» **課題**
前島さんの体験を語る本文の「成績はクラス最下位、「おまえはダメだ」と言われ続けた」から「績は常にクラス最下位でした」」までのすべてを、「クラス最下位」を「学年最下位」に置き換えて書き換えてください。

» **出典抜粋**
+--
劣等感を抱き続けた10代を経て、短大を卒業して社会人になってからも挫折に見舞われましたが、32歳のときに医学部受験を決意。7浪の末に合格をつかみ、3度目の挑戦で国家試験に合格しました。途中で断念してもおかしくないこれだけの長い道のりを、前島さんはなぜ諦めずに進み続けることができたのでしょうか。
成績はクラス最下位、「おまえはダメだ」と言われ続けた
「小学校でも中学校でも、常に先生から『おまえはダメだ』と言われていました」。前島さんは子ども時代をそう振り返る。「周りからダメだと言われ続けると、自分でもそうなんだと思ってしまうんですよね。『やってもどうせダメだろう』と。決して勉強嫌いで怠けていたわけでも、遊んでばかりいたわけでもありませんでしたが、どこから手を付ければいいか分からないから、成績は常にクラス最下位でした」
+--
» **記録抜粋**

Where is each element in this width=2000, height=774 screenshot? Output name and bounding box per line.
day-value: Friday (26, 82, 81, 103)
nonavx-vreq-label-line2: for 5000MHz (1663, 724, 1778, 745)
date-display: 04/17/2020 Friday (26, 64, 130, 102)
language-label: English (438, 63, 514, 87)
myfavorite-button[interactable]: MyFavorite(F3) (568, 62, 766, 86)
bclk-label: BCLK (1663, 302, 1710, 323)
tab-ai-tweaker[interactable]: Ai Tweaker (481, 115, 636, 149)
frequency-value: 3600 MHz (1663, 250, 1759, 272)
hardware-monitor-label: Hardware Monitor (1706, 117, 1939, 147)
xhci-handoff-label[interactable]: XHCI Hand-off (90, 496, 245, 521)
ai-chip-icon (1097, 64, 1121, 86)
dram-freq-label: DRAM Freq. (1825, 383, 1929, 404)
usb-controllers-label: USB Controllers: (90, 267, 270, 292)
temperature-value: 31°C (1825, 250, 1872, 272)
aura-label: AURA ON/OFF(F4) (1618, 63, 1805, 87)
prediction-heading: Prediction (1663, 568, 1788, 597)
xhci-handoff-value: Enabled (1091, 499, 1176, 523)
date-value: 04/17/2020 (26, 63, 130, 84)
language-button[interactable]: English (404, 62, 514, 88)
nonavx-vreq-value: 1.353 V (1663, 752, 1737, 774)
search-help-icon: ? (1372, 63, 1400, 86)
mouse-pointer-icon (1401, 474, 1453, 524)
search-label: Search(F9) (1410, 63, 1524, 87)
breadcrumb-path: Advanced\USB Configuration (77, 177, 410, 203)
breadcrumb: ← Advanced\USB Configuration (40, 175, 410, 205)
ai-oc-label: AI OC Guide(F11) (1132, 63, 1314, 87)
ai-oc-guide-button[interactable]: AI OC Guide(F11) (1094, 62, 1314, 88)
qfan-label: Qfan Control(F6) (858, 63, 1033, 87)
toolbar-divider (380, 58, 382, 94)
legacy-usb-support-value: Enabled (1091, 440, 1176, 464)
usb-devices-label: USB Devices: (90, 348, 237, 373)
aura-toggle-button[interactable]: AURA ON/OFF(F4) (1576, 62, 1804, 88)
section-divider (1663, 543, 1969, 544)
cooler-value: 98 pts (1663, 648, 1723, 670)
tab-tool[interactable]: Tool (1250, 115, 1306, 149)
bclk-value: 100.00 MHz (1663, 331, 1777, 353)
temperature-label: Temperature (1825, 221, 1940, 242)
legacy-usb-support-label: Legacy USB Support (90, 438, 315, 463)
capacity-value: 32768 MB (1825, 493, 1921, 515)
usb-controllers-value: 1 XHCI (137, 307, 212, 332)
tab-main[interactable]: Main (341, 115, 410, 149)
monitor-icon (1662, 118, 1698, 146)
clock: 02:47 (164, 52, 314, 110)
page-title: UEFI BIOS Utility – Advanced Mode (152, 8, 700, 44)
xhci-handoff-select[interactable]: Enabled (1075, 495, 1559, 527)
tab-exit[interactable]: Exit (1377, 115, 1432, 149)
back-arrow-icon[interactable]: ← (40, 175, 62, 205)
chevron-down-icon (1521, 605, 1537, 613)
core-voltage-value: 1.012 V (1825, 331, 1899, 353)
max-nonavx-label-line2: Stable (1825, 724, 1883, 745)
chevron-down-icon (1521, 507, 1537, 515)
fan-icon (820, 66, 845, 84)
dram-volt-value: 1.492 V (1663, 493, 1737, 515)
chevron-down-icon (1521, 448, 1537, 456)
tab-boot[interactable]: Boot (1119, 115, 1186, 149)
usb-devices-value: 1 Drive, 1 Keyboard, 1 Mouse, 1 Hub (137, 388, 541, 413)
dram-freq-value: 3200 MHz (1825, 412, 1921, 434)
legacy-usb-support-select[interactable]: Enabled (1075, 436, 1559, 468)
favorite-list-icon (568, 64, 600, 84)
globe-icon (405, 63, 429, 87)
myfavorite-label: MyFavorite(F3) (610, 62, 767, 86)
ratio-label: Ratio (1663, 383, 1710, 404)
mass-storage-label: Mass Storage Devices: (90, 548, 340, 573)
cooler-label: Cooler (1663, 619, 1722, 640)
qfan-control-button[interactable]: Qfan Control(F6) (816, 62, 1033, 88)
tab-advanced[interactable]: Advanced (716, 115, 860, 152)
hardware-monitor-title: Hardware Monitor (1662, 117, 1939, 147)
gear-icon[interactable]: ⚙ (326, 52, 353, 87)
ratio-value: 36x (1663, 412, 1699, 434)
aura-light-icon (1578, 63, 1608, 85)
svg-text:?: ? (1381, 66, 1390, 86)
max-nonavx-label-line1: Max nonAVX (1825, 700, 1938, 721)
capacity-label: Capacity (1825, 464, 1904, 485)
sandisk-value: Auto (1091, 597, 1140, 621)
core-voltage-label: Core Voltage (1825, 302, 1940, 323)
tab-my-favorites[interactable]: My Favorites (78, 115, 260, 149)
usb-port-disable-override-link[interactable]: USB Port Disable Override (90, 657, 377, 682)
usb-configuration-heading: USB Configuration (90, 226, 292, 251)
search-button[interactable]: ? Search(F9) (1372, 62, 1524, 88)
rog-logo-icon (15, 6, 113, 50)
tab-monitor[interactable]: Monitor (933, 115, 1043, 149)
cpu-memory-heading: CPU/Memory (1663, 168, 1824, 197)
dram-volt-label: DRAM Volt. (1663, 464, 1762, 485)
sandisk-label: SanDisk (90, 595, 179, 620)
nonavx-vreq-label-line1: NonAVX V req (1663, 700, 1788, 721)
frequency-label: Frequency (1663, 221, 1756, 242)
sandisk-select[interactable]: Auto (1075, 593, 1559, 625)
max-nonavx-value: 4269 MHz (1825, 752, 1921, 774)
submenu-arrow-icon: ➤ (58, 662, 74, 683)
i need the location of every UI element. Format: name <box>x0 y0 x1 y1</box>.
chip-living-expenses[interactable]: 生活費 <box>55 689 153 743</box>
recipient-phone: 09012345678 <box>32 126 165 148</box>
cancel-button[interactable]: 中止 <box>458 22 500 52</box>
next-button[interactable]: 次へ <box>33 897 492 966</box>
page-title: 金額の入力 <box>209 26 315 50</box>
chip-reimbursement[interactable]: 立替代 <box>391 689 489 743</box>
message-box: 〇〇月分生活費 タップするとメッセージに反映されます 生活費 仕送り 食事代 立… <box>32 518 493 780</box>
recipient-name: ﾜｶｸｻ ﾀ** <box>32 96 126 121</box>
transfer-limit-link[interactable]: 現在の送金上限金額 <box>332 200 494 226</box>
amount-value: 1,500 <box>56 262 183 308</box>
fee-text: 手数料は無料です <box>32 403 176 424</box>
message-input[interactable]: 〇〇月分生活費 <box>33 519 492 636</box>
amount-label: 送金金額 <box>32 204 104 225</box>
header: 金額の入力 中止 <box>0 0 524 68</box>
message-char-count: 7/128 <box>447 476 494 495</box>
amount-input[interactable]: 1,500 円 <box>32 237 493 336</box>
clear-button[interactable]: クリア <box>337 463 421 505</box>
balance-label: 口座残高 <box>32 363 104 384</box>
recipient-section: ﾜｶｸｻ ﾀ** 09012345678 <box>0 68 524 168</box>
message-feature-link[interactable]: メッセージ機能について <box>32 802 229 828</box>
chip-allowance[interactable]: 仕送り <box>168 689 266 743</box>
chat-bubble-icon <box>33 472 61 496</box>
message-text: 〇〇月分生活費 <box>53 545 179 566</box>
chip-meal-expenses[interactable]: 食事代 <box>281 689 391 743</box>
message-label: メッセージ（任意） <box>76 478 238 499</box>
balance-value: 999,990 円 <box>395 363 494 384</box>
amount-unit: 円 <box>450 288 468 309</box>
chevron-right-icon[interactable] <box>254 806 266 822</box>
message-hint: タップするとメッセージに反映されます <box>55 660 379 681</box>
+--
» **解答結果**
成績は学年最下位、「おまえはダメだ」と言われ続けた
「小学校でも中学校でも、常に先生から『おまえはダメだ』と言われていました」。前島さんは子ども時代をそう振り返る。「周りからダメだと言われ続けると、自分でもそうなんだと思ってしまうんですよね。『やってもどうせダメだろう』と。決して勉強嫌いで怠けていたわけでも、遊んでばかりいたわけでもありませんでしたが、どこから手を付ければいいか分からないから、成績は常に学年最下位でした」